* start Record set *

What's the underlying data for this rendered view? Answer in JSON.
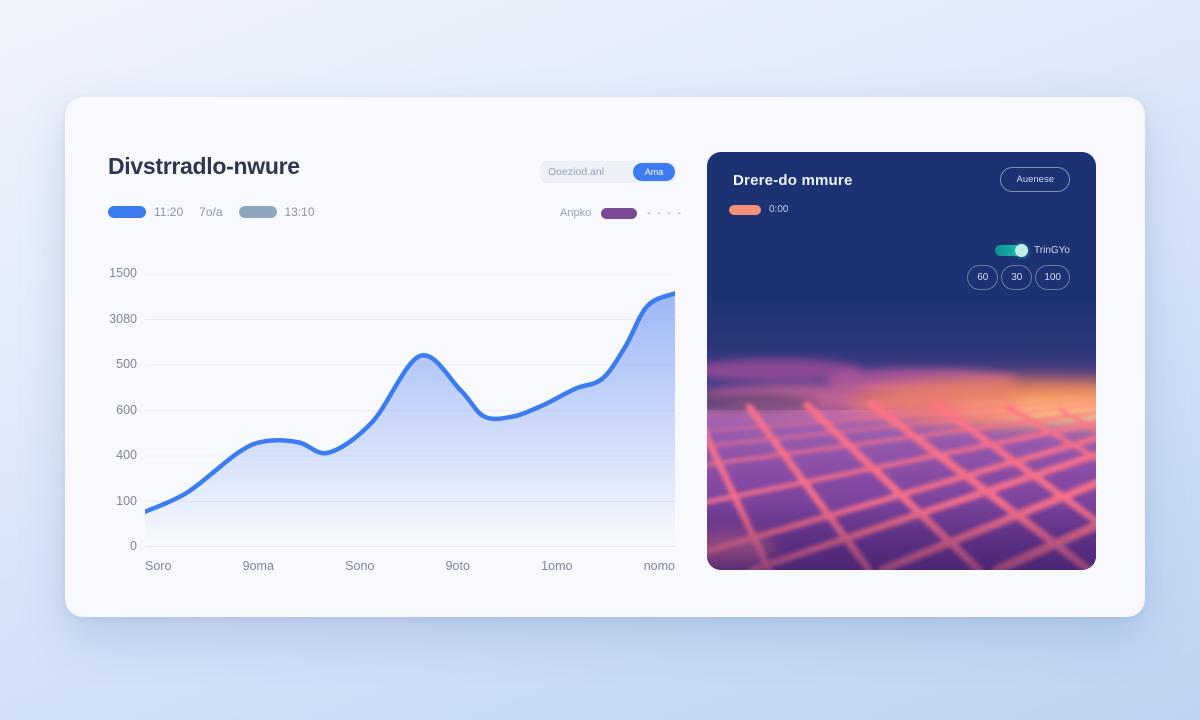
{
  "left_card": {
    "title": "Divstrradlo-nwure",
    "legend": [
      {
        "swatch": "#3b7cf0",
        "label": "11:20"
      },
      {
        "swatch": null,
        "label": "7o/a"
      },
      {
        "swatch": "#8fa6bf",
        "label": "13:10"
      }
    ],
    "filter": {
      "value": "Ooeziod.anl",
      "button_label": "Ama"
    },
    "secondary_legend": {
      "label": "Anpko",
      "swatch": "#7b4a92",
      "dashes": "- - - -"
    }
  },
  "chart_data": {
    "type": "area",
    "title": "Divstrradlo-nwure",
    "xlabel": "",
    "ylabel": "",
    "ylim": [
      0,
      1200
    ],
    "grid": true,
    "grid_color": "#e9edf3",
    "baseline_color": "#d6dbe4",
    "area_top_color": "rgba(84,128,240,0.55)",
    "area_bottom_color": "rgba(84,128,240,0)",
    "y_tick_labels_top_to_bottom": [
      "1500",
      "3080",
      "500",
      "600",
      "400",
      "100",
      "0"
    ],
    "x_tick_labels": [
      "Soro",
      "9oma",
      "Sono",
      "9oto",
      "1omo",
      "nomo"
    ],
    "series": [
      {
        "name": "11:20",
        "color": "#3b7cf0",
        "x": [
          0,
          0.08,
          0.176,
          0.227,
          0.29,
          0.347,
          0.429,
          0.519,
          0.595,
          0.639,
          0.691,
          0.748,
          0.811,
          0.863,
          0.906,
          0.948,
          1.0
        ],
        "values": [
          155,
          240,
          415,
          465,
          460,
          415,
          550,
          840,
          690,
          575,
          572,
          620,
          695,
          740,
          880,
          1060,
          1115
        ]
      }
    ]
  },
  "panel": {
    "title": "Drere-do mmure",
    "action_button_label": "Auenese",
    "legend": {
      "swatch": "#f29078",
      "label": "0:00"
    },
    "toggle": {
      "label": "TrinGYo",
      "on": true,
      "color": "#14b8a8"
    },
    "range_buttons": [
      "60",
      "30",
      "100"
    ],
    "bg_color": "#1d3273"
  },
  "colors": {
    "accent_blue": "#3b7cf0",
    "legend_gray": "#8fa6bf",
    "legend_purple": "#7b4a92",
    "salmon": "#f29078",
    "teal": "#14b8a8",
    "panel_navy": "#1d3273",
    "sunset_orange": "#ff8a55",
    "grid_pink": "#ff7287"
  }
}
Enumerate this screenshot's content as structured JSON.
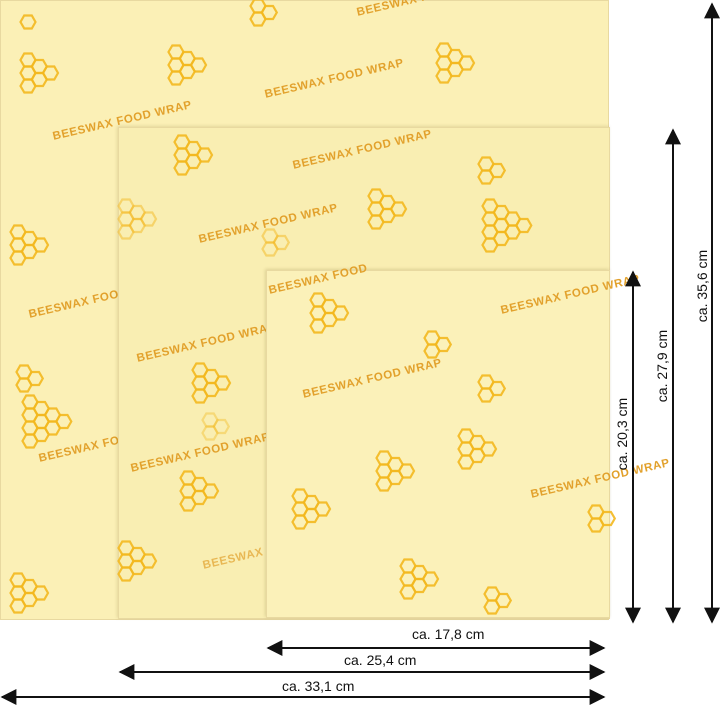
{
  "product": {
    "print_text": "BEESWAX FOOD WRAP",
    "print_text_partial": "BEESWAX FOOD",
    "print_text_cut": "BEESWAX FOOD WRA",
    "print_text_bottom": "BEESWAX FOOD",
    "wrap_color": "#fbf0b6",
    "print_color": "#e2a12c",
    "comb_color": "#f3b81f"
  },
  "dimensions": {
    "small_width": "ca. 17,8 cm",
    "medium_width": "ca. 25,4 cm",
    "large_width": "ca. 33,1 cm",
    "small_height": "ca. 20,3 cm",
    "medium_height": "ca. 27,9 cm",
    "large_height": "ca. 35,6 cm"
  }
}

* end Record set *

● Direction: Except for the pictures, reproduce every line exactly.

● Answer below:
What's the underlying data for this rendered view? Answer in JSON.
{
  "left_card": {
    "title": "Divstrradlo-nwure",
    "legend": [
      {
        "swatch": "#3b7cf0",
        "label": "11:20"
      },
      {
        "swatch": null,
        "label": "7o/a"
      },
      {
        "swatch": "#8fa6bf",
        "label": "13:10"
      }
    ],
    "filter": {
      "value": "Ooeziod.anl",
      "button_label": "Ama"
    },
    "secondary_legend": {
      "label": "Anpko",
      "swatch": "#7b4a92",
      "dashes": "- - - -"
    }
  },
  "chart_data": {
    "type": "area",
    "title": "Divstrradlo-nwure",
    "xlabel": "",
    "ylabel": "",
    "ylim": [
      0,
      1200
    ],
    "grid": true,
    "grid_color": "#e9edf3",
    "baseline_color": "#d6dbe4",
    "area_top_color": "rgba(84,128,240,0.55)",
    "area_bottom_color": "rgba(84,128,240,0)",
    "y_tick_labels_top_to_bottom": [
      "1500",
      "3080",
      "500",
      "600",
      "400",
      "100",
      "0"
    ],
    "x_tick_labels": [
      "Soro",
      "9oma",
      "Sono",
      "9oto",
      "1omo",
      "nomo"
    ],
    "series": [
      {
        "name": "11:20",
        "color": "#3b7cf0",
        "x": [
          0,
          0.08,
          0.176,
          0.227,
          0.29,
          0.347,
          0.429,
          0.519,
          0.595,
          0.639,
          0.691,
          0.748,
          0.811,
          0.863,
          0.906,
          0.948,
          1.0
        ],
        "values": [
          155,
          240,
          415,
          465,
          460,
          415,
          550,
          840,
          690,
          575,
          572,
          620,
          695,
          740,
          880,
          1060,
          1115
        ]
      }
    ]
  },
  "panel": {
    "title": "Drere-do mmure",
    "action_button_label": "Auenese",
    "legend": {
      "swatch": "#f29078",
      "label": "0:00"
    },
    "toggle": {
      "label": "TrinGYo",
      "on": true,
      "color": "#14b8a8"
    },
    "range_buttons": [
      "60",
      "30",
      "100"
    ],
    "bg_color": "#1d3273"
  },
  "colors": {
    "accent_blue": "#3b7cf0",
    "legend_gray": "#8fa6bf",
    "legend_purple": "#7b4a92",
    "salmon": "#f29078",
    "teal": "#14b8a8",
    "panel_navy": "#1d3273",
    "sunset_orange": "#ff8a55",
    "grid_pink": "#ff7287"
  }
}
Enumerate this screenshot's content as structured JSON.
{
  "product": {
    "print_text": "BEESWAX FOOD WRAP",
    "print_text_partial": "BEESWAX FOOD",
    "print_text_cut": "BEESWAX FOOD WRA",
    "print_text_bottom": "BEESWAX FOOD",
    "wrap_color": "#fbf0b6",
    "print_color": "#e2a12c",
    "comb_color": "#f3b81f"
  },
  "dimensions": {
    "small_width": "ca. 17,8 cm",
    "medium_width": "ca. 25,4 cm",
    "large_width": "ca. 33,1 cm",
    "small_height": "ca. 20,3 cm",
    "medium_height": "ca. 27,9 cm",
    "large_height": "ca. 35,6 cm"
  }
}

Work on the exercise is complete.